======== Extracted information ========
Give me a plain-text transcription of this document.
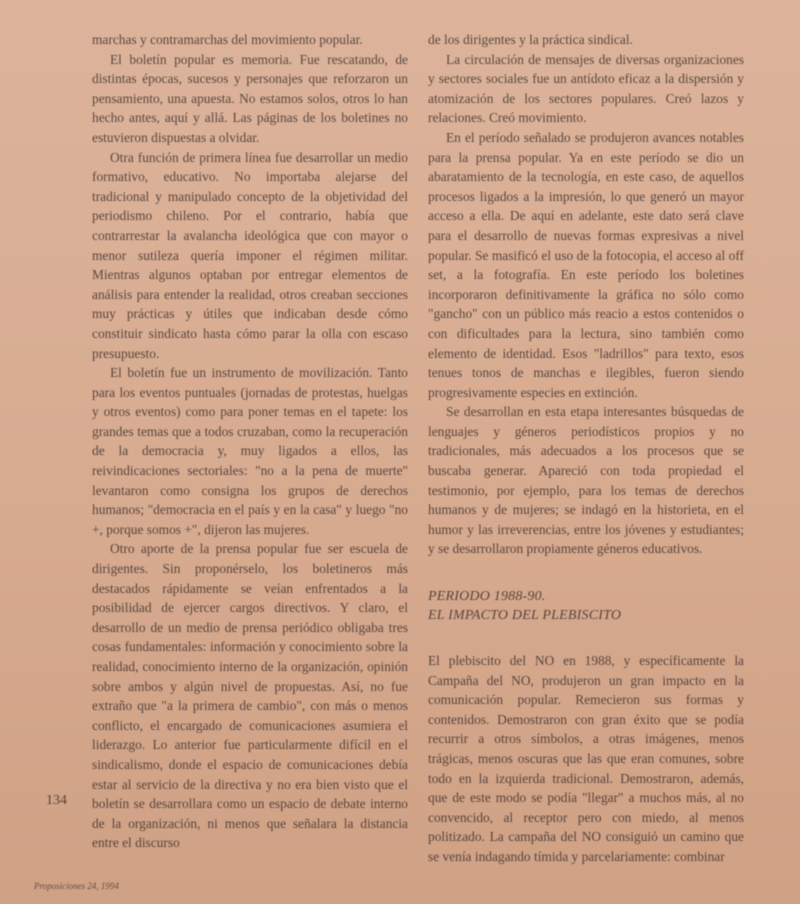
marchas y contramarchas del movimiento popular.

El boletín popular es memoria. Fue rescatando, de distintas épocas, sucesos y personajes que reforzaron un pensamiento, una apuesta. No estamos solos, otros lo han hecho antes, aquí y allá. Las páginas de los boletines no estuvieron dispuestas a olvidar.

Otra función de primera línea fue desarrollar un medio formativo, educativo. No importaba alejarse del tradicional y manipulado concepto de la objetividad del periodismo chileno. Por el contrario, había que contrarrestar la avalancha ideológica que con mayor o menor sutileza quería imponer el régimen militar. Mientras algunos optaban por entregar elementos de análisis para entender la realidad, otros creaban secciones muy prácticas y útiles que indicaban desde cómo constituir sindicato hasta cómo parar la olla con escaso presupuesto.

El boletín fue un instrumento de movilización. Tanto para los eventos puntuales (jornadas de protestas, huelgas y otros eventos) como para poner temas en el tapete: los grandes temas que a todos cruzaban, como la recuperación de la democracia y, muy ligados a ellos, las reivindicaciones sectoriales: "no a la pena de muerte" levantaron como consigna los grupos de derechos humanos; "democracia en el país y en la casa" y luego "no +, porque somos +", dijeron las mujeres.

Otro aporte de la prensa popular fue ser escuela de dirigentes. Sin proponérselo, los boletineros más destacados rápidamente se veían enfrentados a la posibilidad de ejercer cargos directivos. Y claro, el desarrollo de un medio de prensa periódico obligaba tres cosas fundamentales: información y conocimiento sobre la realidad, conocimiento interno de la organización, opinión sobre ambos y algún nivel de propuestas. Así, no fue extraño que "a la primera de cambio", con más o menos conflicto, el encargado de comunicaciones asumiera el liderazgo. Lo anterior fue particularmente difícil en el sindicalismo, donde el espacio de comunicaciones debía estar al servicio de la directiva y no era bien visto que el boletín se desarrollara como un espacio de debate interno de la organización, ni menos que señalara la distancia entre el discurso

de los dirigentes y la práctica sindical.

La circulación de mensajes de diversas organizaciones y sectores sociales fue un antídoto eficaz a la dispersión y atomización de los sectores populares. Creó lazos y relaciones. Creó movimiento.

En el período señalado se produjeron avances notables para la prensa popular. Ya en este período se dio un abaratamiento de la tecnología, en este caso, de aquellos procesos ligados a la impresión, lo que generó un mayor acceso a ella. De aquí en adelante, este dato será clave para el desarrollo de nuevas formas expresivas a nivel popular. Se masificó el uso de la fotocopia, el acceso al off set, a la fotografía. En este período los boletines incorporaron definitivamente la gráfica no sólo como "gancho" con un público más reacio a estos contenidos o con dificultades para la lectura, sino también como elemento de identidad. Esos "ladrillos" para texto, esos tenues tonos de manchas e ilegibles, fueron siendo progresivamente especies en extinción.

Se desarrollan en esta etapa interesantes búsquedas de lenguajes y géneros periodísticos propios y no tradicionales, más adecuados a los procesos que se buscaba generar. Apareció con toda propiedad el testimonio, por ejemplo, para los temas de derechos humanos y de mujeres; se indagó en la historieta, en el humor y las irreverencias, entre los jóvenes y estudiantes; y se desarrollaron propiamente géneros educativos.

PERIODO 1988-90.
EL IMPACTO DEL PLEBISCITO

El plebiscito del NO en 1988, y específicamente la Campaña del NO, produjeron un gran impacto en la comunicación popular. Remecieron sus formas y contenidos. Demostraron con gran éxito que se podía recurrir a otros símbolos, a otras imágenes, menos trágicas, menos oscuras que las que eran comunes, sobre todo en la izquierda tradicional. Demostraron, además, que de este modo se podía "llegar" a muchos más, al no convencido, al receptor pero con miedo, al menos politizado. La campaña del NO consiguió un camino que se venía indagando tímida y parcelariamente: combinar

134
Proposiciones 24, 1994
========
§ The task
Whenever the word "boletines" shows up in a line of the entries, list that line.

§ Result of the exercise
El boletín popular es memoria. Fue rescatando, de distintas épocas, sucesos y personajes que reforzaron un pensamiento, una apuesta. No estamos solos, otros lo han hecho antes, aquí y allá. Las páginas de los boletines no estuvieron dispuestas a olvidar.
En el período señalado se produjeron avances notables para la prensa popular. Ya en este período se dio un abaratamiento de la tecnología, en este caso, de aquellos procesos ligados a la impresión, lo que generó un mayor acceso a ella. De aquí en adelante, este dato será clave para el desarrollo de nuevas formas expresivas a nivel popular. Se masificó el uso de la fotocopia, el acceso al off set, a la fotografía. En este período los boletines incorporaron definitivamente la gráfica no sólo como "gancho" con un público más reacio a estos contenidos o con dificultades para la lectura, sino también como elemento de identidad. Esos "ladrillos" para texto, esos tenues tonos de manchas e ilegibles, fueron siendo progresivamente especies en extinción.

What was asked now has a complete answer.